• Exercise goal
Go through the entries below and copy each line that holds the word "pathogens".

• Supplied records
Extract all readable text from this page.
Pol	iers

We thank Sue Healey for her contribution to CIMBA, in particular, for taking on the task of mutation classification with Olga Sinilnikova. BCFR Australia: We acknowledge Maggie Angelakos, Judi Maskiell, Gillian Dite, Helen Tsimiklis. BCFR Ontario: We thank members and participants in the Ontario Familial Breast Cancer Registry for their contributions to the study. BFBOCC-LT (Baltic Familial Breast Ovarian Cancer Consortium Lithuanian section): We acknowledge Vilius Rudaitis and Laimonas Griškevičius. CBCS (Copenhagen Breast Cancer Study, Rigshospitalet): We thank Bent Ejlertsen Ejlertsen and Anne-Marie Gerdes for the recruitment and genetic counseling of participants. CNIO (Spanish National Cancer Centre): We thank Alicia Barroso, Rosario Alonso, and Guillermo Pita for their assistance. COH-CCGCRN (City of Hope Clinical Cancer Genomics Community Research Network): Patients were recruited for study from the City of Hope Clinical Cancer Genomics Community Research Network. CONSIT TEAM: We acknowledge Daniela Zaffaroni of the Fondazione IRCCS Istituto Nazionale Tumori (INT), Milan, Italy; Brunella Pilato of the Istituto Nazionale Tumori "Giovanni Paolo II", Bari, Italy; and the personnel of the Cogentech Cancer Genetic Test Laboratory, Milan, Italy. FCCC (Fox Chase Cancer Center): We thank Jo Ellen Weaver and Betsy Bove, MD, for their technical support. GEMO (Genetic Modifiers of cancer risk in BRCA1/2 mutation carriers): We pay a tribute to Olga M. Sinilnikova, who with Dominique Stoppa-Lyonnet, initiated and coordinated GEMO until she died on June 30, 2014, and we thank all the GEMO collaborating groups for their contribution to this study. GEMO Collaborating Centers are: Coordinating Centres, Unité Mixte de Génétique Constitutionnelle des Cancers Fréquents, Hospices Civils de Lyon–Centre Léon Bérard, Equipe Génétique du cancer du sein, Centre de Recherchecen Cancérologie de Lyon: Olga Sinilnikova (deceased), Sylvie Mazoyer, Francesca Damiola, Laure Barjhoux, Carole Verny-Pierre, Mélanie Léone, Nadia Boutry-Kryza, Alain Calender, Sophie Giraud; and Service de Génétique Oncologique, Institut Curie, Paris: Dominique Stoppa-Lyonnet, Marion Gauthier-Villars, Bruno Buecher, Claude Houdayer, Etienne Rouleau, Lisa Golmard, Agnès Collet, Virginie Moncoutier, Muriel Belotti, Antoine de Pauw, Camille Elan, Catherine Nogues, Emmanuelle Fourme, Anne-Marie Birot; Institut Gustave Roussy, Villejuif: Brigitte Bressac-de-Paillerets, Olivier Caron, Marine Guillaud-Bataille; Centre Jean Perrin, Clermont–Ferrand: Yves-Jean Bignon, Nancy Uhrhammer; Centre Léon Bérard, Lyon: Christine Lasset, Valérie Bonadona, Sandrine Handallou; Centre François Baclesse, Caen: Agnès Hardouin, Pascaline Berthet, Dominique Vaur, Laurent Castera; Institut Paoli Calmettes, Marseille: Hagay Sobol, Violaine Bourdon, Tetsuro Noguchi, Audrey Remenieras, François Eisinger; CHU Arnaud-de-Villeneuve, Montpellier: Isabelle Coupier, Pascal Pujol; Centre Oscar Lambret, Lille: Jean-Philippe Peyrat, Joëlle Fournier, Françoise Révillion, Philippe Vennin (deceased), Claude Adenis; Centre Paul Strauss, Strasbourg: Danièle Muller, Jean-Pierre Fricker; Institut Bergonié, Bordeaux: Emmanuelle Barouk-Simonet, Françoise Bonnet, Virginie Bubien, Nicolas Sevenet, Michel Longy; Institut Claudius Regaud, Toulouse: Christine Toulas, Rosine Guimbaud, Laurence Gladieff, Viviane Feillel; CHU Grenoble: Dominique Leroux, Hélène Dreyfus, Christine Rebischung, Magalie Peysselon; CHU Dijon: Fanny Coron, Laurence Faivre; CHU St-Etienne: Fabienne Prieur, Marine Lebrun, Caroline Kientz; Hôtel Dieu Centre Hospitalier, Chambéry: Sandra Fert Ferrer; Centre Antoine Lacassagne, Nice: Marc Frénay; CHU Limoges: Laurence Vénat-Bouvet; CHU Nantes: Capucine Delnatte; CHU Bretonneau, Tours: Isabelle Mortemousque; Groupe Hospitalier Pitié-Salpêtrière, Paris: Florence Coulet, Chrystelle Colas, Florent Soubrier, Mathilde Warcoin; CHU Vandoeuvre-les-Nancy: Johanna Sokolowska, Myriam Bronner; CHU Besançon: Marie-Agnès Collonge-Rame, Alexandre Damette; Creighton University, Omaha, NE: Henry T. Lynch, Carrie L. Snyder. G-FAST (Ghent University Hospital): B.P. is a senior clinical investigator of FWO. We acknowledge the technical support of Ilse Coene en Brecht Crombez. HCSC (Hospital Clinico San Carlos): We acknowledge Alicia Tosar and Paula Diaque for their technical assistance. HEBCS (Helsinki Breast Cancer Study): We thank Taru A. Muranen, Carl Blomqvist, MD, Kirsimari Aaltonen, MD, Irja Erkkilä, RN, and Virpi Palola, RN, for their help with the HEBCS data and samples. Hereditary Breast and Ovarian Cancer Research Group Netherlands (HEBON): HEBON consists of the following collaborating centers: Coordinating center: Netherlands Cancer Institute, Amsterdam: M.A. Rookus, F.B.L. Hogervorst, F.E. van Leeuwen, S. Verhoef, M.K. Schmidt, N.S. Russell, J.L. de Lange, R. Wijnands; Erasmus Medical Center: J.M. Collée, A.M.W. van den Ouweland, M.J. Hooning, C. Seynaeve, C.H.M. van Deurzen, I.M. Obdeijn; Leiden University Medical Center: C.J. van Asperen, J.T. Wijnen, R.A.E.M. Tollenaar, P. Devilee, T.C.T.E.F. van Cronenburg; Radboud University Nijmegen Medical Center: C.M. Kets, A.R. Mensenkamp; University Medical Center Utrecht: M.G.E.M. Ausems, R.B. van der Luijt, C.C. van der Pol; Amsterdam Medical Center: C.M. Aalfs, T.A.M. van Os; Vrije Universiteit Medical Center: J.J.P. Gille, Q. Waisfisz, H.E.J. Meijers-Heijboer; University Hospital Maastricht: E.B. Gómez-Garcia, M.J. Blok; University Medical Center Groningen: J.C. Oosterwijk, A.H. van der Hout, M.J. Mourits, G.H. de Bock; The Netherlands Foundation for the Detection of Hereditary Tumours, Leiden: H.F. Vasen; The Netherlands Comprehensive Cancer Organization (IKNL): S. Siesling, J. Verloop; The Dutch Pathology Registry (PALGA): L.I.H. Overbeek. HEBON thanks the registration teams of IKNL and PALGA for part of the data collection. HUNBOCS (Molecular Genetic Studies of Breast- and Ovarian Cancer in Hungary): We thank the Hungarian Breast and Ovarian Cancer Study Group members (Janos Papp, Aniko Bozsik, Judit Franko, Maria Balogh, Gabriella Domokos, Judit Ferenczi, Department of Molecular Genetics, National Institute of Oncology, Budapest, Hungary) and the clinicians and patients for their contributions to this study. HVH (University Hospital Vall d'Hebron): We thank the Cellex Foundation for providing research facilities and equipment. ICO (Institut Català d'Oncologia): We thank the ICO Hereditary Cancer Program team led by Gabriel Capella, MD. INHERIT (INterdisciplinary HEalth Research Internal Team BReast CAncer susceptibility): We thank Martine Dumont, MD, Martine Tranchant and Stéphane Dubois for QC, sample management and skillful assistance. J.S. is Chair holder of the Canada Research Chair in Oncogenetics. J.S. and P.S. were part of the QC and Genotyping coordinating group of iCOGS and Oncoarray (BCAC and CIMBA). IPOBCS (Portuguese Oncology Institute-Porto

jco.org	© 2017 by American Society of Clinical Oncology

==

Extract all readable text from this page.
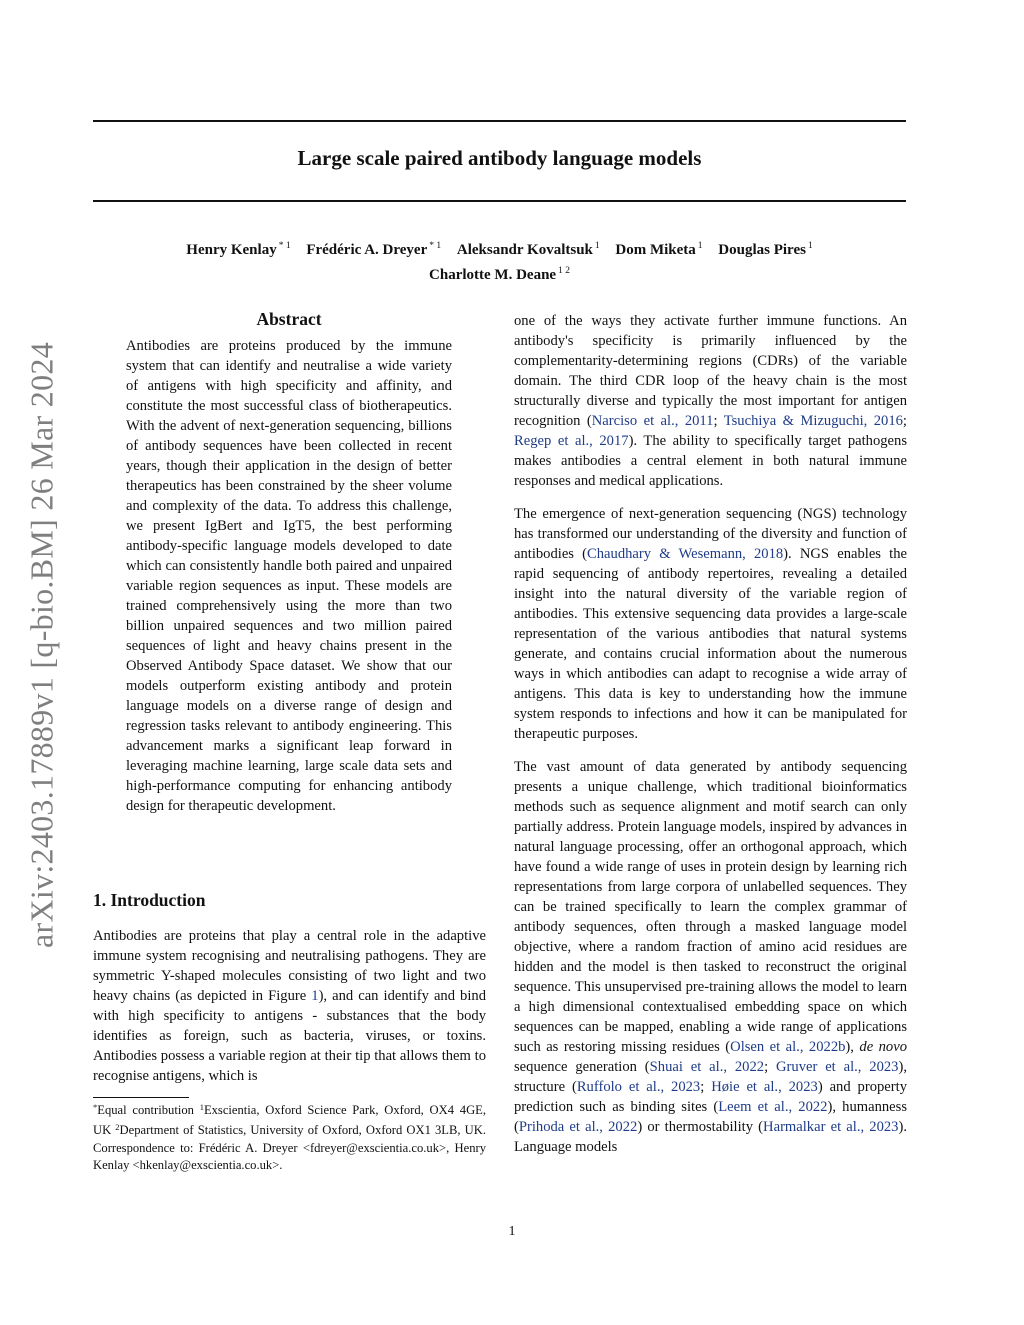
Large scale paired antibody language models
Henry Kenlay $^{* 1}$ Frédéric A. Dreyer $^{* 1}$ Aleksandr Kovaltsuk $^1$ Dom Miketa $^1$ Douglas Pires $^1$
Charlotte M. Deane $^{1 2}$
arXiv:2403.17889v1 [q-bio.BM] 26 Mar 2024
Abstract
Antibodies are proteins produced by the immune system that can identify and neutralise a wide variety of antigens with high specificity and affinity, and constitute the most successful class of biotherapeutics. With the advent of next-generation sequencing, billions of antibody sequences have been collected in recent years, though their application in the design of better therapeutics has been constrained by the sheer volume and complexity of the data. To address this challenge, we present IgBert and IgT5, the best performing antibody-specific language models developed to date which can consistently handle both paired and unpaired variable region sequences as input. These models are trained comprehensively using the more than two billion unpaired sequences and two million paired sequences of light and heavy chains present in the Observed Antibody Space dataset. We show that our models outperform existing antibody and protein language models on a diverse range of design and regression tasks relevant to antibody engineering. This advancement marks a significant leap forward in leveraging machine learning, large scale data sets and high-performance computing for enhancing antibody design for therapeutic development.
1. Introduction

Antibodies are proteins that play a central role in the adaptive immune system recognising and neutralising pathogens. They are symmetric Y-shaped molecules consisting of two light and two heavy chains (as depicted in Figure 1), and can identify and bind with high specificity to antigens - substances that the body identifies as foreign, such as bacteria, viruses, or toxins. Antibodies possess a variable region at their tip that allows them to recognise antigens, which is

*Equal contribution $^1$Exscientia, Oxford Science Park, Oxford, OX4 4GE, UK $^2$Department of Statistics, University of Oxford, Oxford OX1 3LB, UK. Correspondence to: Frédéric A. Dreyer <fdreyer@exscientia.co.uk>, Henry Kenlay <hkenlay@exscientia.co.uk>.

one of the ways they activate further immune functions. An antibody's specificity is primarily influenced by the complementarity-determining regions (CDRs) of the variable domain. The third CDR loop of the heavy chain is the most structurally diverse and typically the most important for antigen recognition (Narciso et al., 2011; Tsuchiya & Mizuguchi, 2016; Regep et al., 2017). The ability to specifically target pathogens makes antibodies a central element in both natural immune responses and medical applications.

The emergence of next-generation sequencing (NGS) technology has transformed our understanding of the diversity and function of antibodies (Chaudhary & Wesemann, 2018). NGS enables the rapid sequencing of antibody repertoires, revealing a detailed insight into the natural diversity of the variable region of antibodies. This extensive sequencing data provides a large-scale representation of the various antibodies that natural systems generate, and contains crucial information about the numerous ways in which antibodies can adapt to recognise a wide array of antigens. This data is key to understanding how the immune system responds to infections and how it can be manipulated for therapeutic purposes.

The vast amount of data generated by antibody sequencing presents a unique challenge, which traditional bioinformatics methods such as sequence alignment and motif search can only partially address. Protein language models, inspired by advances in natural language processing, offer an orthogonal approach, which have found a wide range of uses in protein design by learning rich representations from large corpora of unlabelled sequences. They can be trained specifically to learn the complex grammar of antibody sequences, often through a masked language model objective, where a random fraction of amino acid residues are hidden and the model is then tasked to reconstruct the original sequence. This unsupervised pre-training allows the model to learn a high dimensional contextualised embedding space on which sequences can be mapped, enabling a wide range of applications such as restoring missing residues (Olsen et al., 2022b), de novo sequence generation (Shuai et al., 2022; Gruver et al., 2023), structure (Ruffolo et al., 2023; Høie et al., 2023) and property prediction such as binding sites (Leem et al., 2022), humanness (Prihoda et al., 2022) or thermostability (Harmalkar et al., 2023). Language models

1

• Task result
Antibodies are proteins that play a central role in the adaptive immune system recognising and neutralising pathogens. They are symmetric Y-shaped molecules consisting of two light and two heavy chains (as depicted in Figure 1), and can identify and bind with high specificity to antigens - substances that the body identifies as foreign, such as bacteria, viruses, or toxins. Antibodies possess a variable region at their tip that allows them to recognise antigens, which is
one of the ways they activate further immune functions. An antibody's specificity is primarily influenced by the complementarity-determining regions (CDRs) of the variable domain. The third CDR loop of the heavy chain is the most structurally diverse and typically the most important for antigen recognition (Narciso et al., 2011; Tsuchiya & Mizuguchi, 2016; Regep et al., 2017). The ability to specifically target pathogens makes antibodies a central element in both natural immune responses and medical applications.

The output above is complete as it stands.